──────── SUPPLIED RECORDS ────────

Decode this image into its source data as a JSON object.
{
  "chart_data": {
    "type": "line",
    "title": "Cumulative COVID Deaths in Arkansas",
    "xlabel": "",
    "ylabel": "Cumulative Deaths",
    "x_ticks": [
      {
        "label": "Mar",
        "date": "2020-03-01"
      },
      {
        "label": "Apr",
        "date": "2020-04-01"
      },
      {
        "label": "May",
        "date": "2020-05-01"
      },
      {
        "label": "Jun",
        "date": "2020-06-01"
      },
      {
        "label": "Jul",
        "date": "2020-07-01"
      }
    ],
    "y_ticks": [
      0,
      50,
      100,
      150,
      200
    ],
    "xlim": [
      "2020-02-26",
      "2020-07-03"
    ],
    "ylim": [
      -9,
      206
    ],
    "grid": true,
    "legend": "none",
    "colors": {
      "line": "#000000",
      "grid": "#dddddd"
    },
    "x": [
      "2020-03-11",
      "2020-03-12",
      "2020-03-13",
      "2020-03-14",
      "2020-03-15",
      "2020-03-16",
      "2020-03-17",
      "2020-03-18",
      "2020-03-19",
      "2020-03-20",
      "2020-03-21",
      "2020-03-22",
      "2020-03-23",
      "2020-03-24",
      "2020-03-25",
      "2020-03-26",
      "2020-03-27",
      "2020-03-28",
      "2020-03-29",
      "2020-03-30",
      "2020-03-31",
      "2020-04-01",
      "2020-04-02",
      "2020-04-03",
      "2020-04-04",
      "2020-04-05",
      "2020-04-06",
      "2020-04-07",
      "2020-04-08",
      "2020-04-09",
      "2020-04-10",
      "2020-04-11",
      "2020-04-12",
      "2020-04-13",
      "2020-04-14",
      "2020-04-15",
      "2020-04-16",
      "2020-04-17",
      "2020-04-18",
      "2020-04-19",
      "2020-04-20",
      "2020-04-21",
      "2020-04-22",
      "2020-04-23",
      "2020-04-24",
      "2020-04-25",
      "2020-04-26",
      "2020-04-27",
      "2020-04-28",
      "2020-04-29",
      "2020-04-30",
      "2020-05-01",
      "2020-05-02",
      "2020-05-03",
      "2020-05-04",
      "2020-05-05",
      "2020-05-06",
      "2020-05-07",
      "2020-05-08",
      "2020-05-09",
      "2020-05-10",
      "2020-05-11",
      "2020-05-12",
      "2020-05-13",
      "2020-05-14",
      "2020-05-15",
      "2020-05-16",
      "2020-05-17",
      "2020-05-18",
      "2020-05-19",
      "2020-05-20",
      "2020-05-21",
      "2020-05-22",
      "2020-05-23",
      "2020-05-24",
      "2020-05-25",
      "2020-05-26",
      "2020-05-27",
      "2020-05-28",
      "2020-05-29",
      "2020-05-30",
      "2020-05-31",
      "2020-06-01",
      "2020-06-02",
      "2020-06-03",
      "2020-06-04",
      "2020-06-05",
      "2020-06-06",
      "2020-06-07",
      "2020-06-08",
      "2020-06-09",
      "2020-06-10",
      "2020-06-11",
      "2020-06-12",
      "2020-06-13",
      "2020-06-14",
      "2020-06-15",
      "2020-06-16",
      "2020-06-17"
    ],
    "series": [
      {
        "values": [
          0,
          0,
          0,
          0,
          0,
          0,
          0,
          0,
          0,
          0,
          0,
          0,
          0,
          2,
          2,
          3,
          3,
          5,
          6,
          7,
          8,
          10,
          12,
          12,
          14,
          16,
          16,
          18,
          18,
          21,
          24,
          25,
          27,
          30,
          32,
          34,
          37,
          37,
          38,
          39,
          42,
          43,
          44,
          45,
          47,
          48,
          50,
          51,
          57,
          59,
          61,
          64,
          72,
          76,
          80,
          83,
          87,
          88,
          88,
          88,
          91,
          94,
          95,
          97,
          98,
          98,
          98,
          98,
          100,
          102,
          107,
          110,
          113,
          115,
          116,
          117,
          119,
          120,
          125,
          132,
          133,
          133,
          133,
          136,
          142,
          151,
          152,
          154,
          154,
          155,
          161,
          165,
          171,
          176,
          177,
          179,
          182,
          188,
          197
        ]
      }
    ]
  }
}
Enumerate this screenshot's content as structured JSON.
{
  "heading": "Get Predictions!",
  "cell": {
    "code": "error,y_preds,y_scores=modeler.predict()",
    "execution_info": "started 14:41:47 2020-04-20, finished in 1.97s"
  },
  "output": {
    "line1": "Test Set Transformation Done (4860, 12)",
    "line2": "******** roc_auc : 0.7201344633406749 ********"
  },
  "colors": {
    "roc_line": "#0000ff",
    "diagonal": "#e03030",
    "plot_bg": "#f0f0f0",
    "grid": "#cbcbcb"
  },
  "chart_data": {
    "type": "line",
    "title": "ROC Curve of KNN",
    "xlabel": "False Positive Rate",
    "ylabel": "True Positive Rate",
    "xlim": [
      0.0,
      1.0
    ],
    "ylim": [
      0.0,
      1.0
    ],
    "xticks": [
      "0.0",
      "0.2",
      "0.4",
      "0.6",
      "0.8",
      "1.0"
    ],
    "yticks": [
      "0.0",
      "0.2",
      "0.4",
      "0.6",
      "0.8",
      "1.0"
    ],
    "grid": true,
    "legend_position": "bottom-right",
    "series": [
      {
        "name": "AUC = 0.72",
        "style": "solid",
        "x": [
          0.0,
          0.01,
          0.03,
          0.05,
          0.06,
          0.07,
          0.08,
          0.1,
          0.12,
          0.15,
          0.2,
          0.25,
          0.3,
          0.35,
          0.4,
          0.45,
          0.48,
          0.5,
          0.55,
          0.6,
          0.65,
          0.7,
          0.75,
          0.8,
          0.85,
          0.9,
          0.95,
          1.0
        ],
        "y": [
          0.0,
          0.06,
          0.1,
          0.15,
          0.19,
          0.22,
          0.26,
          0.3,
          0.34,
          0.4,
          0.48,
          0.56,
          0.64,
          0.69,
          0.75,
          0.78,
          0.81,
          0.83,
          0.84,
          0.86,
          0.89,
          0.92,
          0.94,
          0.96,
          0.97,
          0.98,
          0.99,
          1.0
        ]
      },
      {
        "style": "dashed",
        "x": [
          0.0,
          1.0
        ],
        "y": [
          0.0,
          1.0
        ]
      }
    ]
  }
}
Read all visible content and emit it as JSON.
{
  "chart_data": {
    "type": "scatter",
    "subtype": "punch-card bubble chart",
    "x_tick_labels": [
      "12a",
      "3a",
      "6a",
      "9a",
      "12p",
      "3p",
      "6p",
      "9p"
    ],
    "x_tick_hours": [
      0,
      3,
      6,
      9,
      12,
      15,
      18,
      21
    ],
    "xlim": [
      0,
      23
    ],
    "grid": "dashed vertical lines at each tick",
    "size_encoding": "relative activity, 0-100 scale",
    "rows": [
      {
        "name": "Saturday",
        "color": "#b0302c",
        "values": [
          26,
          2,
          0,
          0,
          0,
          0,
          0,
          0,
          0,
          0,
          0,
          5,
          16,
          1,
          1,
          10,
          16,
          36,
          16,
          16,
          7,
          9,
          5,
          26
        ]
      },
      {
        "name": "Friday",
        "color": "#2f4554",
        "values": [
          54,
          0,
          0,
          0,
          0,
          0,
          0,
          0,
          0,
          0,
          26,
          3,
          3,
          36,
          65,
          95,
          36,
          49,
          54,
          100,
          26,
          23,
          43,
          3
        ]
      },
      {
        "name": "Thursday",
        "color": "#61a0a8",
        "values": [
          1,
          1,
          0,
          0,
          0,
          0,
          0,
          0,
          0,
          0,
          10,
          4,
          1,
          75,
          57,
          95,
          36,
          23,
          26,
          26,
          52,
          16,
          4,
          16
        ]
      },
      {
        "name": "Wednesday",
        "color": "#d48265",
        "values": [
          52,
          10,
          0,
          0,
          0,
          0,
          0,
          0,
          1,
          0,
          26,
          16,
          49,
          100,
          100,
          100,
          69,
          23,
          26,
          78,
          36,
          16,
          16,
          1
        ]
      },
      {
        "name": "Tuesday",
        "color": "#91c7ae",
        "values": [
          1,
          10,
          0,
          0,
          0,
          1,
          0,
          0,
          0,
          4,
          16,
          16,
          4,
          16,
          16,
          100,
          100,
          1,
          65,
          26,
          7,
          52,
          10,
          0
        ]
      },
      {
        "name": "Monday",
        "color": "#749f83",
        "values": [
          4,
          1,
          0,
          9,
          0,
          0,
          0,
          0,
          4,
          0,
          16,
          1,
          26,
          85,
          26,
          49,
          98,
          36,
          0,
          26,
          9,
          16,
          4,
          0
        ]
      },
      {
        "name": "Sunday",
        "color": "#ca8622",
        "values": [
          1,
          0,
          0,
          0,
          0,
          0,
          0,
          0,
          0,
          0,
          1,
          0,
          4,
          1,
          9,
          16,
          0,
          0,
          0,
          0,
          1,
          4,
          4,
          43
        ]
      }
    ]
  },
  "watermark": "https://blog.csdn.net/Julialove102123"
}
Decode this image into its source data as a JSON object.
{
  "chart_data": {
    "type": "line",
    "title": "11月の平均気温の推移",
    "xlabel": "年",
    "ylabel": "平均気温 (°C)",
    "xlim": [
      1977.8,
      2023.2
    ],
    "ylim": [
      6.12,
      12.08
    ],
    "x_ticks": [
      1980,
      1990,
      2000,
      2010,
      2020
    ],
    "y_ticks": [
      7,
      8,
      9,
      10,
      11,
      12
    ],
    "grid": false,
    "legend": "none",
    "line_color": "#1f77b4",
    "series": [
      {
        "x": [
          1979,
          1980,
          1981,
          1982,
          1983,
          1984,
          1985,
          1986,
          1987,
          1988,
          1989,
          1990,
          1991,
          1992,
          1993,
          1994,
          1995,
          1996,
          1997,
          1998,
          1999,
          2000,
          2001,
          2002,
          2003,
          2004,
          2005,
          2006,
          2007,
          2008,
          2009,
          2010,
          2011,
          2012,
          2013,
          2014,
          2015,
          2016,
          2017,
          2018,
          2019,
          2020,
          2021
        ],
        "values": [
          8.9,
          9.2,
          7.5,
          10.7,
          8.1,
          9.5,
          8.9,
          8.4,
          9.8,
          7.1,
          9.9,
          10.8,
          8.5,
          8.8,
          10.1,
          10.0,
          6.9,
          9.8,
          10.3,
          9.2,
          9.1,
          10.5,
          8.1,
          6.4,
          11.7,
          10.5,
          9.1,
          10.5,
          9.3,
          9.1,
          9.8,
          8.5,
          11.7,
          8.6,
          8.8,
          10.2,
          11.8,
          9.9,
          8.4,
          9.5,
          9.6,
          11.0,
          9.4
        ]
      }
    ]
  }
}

────────

* PROBLEM TO SOLVE *
Filter the records for lines holding the string "xlabel". Copy each one.

* PROBLEM SOLUTION *
    "xlabel": "",
    "xlabel": "False Positive Rate",
    "xlabel": "年",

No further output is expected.